**WHAT IS NEEDED**
Below are some entries. Copy each line that holds the string "whether".

**DATA SHOWN**
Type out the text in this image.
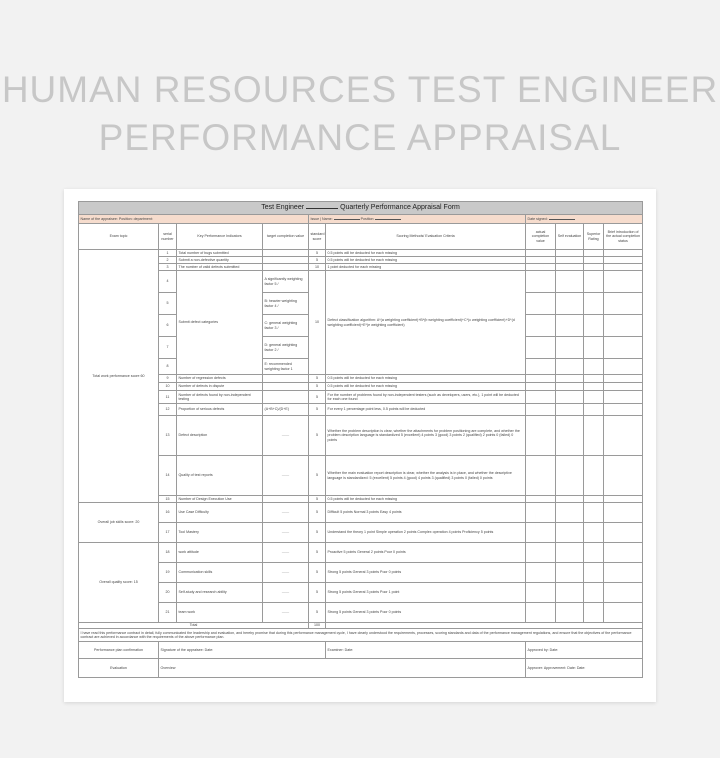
HUMAN RESOURCES TEST ENGINEER
PERFORMANCE APPRAISAL
Test Engineer Quarterly Performance Appraisal Form									
Name of the appraisee: Position: department:				Issue | Name: Position:		Date signed:			
Exam topic	serial number	Key Performance Indicators	target completion value	standard score	Scoring Methods/ Evaluation Criteria	actual completion value	Self evaluation	Superior Rating	Brief introduction of the actual completion status
Total work performance score 60	1	Total number of bugs submitted		5	0.5 points will be deducted for each missing				
	2	Submit a non-defective quantity		5	0.5 points will be deducted for each missing				
	3	The number of valid defects submitted		10	1 point deducted for each missing				
	4	Submit defect categories	A significantly weighting factor 5 /	10	Defect classification algorithm: A*(a weighting coefficient)+B*(b weighting coefficient)+C*(c weighting coefficient)+D*(d weighting coefficient)+E*(e weighting coefficient)				
	5		B: heavier weighting factor 4 /						
	6		C: general weighting factor 3 /						
	7		D: general weighting factor 2 /						
	8		E: recommended weighting factor 1						
	9	Number of regression defects		5	0.5 points will be deducted for each missing				
	10	Number of defects in dispute		5	0.5 points will be deducted for each missing				
	11	Number of defects found by non-independent testing		5	For the number of problems found by non-independent testers (such as developers, users, etc.), 1 point will be deducted for each one found				
	12	Proportion of serious defects	(A+B+C)/(D+E)	5	For every 1 percentage point less, 0.5 points will be deducted				
	13	Defect description	——	5	Whether the problem description is clear, whether the attachments for problem positioning are complete, and whether the problem description language is standardized 5 (excellent) 4 points 3 (good) 3 points 2 (qualified) 2 points 0 (failed) 0 points				
	14	Quality of test reports	——	5	Whether the main evaluation report description is clear, whether the analysis is in place, and whether the descriptive language is standardized: 5 (excellent) 5 points 4 (good) 4 points 3 (qualified) 3 points 0 (failed) 0 points				
	15	Number of Design Execution Use		5	0.5 points will be deducted for each missing				
Overall job skills score: 20	16	Use Case Difficulty	——	5	Difficult 5 points Normal 3 points Easy 4 points				
	17	Tool Mastery	——	5	Understand the theory 1 point Simple operation 2 points Complex operation 4 points Proficiency 5 points				
Overall quality score: 15	18	work attitude	——	5	Proactive 5 points General 2 points Poor 0 points				
	19	Communication skills	——	5	Strong 5 points General 3 points Poor 0 points				
	20	Self-study and research ability	——	5	Strong 5 points General 3 points Poor 1 point				
	21	team work	——	5	Strong 5 points General 3 points Poor 0 points				
Total				100					
I have read this performance contract in detail, fully communicated the leadership and evaluation, and hereby promise that during this performance management cycle, I have clearly understood the requirements, processes, scoring standards and data of the performance management regulations, and ensure that the objectives of the performance contract are achieved in accordance with the requirements of the above performance plan.									
Performance plan confirmation	Signature of the appraisee: Date:				Examiner: Date:	Approved by: Date:			
Evaluation	Overview					Approver: Approvement: Date: Date:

**SOLUTION**
	13	Defect description	——	5	Whether the problem description is clear, whether the attachments for problem positioning are complete, and whether the problem description language is standardized 5 (excellent) 4 points 3 (good) 3 points 2 (qualified) 2 points 0 (failed) 0 points				
	14	Quality of test reports	——	5	Whether the main evaluation report description is clear, whether the analysis is in place, and whether the descriptive language is standardized: 5 (excellent) 5 points 4 (good) 4 points 3 (qualified) 3 points 0 (failed) 0 points				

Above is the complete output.